* [INPUT DATA]
=======
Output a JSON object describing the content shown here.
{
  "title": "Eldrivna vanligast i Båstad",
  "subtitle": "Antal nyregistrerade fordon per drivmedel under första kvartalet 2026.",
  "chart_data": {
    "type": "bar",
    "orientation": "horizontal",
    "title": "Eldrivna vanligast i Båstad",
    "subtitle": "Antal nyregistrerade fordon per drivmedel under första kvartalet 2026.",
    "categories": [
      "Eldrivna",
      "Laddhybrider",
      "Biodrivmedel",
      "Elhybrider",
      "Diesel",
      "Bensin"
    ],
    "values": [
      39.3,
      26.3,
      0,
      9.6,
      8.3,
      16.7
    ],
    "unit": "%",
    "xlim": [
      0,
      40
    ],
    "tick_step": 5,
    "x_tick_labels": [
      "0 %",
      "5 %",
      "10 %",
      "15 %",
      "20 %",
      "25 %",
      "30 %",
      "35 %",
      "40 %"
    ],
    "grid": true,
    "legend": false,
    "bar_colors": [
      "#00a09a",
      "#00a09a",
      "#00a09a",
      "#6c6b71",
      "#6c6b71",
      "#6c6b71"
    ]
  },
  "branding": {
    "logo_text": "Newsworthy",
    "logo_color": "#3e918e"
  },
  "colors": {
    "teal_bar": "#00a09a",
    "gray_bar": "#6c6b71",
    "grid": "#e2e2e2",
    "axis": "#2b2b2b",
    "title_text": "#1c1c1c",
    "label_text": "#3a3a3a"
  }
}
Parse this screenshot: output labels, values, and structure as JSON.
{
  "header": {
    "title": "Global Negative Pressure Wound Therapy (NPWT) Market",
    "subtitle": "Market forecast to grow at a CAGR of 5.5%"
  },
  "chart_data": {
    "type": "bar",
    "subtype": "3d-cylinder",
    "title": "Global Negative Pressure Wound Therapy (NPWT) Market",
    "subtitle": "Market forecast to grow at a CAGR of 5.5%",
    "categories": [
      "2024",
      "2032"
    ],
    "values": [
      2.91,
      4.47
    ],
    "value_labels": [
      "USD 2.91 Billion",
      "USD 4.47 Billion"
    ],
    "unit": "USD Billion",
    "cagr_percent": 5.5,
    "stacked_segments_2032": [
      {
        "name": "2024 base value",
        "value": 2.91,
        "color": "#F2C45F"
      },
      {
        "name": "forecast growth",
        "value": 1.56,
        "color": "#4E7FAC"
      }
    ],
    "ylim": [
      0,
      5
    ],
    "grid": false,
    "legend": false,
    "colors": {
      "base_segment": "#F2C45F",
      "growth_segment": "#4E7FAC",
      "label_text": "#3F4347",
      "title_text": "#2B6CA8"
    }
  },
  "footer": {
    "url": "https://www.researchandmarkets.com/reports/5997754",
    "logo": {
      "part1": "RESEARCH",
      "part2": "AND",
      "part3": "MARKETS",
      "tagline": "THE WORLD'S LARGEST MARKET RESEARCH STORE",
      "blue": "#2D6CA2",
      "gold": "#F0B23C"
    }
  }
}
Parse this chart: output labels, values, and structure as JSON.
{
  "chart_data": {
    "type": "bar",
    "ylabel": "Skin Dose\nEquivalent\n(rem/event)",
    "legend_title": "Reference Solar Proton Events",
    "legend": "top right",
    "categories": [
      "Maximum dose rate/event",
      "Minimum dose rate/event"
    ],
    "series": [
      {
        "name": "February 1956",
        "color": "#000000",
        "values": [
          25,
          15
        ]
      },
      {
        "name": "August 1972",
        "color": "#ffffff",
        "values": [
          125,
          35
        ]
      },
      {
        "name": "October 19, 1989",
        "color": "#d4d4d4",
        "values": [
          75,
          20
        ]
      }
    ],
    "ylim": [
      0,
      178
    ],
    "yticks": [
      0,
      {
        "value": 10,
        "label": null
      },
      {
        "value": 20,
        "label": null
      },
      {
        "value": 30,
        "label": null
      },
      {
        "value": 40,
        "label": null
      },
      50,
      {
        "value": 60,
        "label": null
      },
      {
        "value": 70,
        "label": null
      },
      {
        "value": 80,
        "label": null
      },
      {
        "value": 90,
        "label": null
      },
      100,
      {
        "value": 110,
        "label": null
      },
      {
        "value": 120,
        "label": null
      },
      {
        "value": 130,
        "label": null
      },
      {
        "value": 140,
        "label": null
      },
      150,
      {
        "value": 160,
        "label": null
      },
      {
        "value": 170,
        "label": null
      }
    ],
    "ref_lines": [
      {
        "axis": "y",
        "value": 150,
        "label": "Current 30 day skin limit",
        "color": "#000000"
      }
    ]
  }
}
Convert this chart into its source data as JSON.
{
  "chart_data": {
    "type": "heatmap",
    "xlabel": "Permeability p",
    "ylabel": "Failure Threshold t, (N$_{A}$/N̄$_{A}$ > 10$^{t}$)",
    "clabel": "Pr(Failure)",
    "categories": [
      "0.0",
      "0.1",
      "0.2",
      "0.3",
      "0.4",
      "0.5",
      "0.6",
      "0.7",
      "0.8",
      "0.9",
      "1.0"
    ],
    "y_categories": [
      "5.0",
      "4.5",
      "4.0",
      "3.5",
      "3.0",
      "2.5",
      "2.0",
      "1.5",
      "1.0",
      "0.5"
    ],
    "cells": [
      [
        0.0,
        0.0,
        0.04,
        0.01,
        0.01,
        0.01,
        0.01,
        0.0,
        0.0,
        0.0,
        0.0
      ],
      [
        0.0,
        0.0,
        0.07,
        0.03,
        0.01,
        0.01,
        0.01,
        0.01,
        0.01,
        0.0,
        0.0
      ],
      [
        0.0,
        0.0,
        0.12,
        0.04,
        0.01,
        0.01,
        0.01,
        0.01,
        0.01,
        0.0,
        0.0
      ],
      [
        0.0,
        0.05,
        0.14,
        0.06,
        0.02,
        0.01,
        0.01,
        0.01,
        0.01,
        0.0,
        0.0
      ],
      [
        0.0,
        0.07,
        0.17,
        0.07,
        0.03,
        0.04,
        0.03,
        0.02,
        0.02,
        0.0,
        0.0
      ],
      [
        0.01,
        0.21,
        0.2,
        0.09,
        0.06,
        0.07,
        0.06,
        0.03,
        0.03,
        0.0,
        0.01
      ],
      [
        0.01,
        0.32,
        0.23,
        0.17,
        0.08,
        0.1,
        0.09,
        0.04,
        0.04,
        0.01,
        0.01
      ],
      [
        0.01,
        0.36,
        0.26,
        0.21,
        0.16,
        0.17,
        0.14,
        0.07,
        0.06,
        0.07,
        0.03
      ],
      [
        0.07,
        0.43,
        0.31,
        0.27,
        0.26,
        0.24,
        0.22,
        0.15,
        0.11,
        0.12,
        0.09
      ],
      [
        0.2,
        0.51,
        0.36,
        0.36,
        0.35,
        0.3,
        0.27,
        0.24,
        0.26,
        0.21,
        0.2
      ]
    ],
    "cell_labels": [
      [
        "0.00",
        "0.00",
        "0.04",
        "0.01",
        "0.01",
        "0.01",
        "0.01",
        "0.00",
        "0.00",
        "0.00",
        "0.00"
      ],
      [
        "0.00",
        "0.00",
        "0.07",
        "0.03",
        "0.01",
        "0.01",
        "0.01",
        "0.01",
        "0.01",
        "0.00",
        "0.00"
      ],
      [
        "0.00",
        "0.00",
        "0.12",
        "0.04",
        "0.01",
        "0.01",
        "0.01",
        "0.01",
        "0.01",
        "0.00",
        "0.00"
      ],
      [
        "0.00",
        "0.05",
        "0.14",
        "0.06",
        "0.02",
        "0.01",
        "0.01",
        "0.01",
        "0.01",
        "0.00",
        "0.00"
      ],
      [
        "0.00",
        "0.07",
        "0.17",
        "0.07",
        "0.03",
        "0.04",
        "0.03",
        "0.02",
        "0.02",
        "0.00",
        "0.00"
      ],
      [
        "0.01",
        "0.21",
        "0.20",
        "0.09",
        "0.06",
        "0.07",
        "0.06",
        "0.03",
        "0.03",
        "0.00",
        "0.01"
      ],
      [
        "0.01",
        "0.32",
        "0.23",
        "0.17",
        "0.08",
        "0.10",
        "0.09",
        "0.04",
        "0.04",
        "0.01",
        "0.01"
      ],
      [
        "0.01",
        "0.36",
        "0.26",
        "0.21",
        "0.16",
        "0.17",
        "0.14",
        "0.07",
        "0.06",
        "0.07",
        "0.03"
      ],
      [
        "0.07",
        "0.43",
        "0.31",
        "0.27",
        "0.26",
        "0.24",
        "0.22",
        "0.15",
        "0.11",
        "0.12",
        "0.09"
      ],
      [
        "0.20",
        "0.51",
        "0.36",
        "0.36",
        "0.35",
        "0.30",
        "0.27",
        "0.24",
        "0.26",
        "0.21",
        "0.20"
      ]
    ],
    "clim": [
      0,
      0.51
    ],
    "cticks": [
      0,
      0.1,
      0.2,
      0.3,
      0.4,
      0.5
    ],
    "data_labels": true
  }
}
=======
* [GIVEN INSTRUCTION] Look through the material above. Copy each line where the word "under" appears.

* [FINISHED EXERCISE]
  "subtitle": "Antal nyregistrerade fordon per drivmedel under första kvartalet 2026.",
    "subtitle": "Antal nyregistrerade fordon per drivmedel under första kvartalet 2026.",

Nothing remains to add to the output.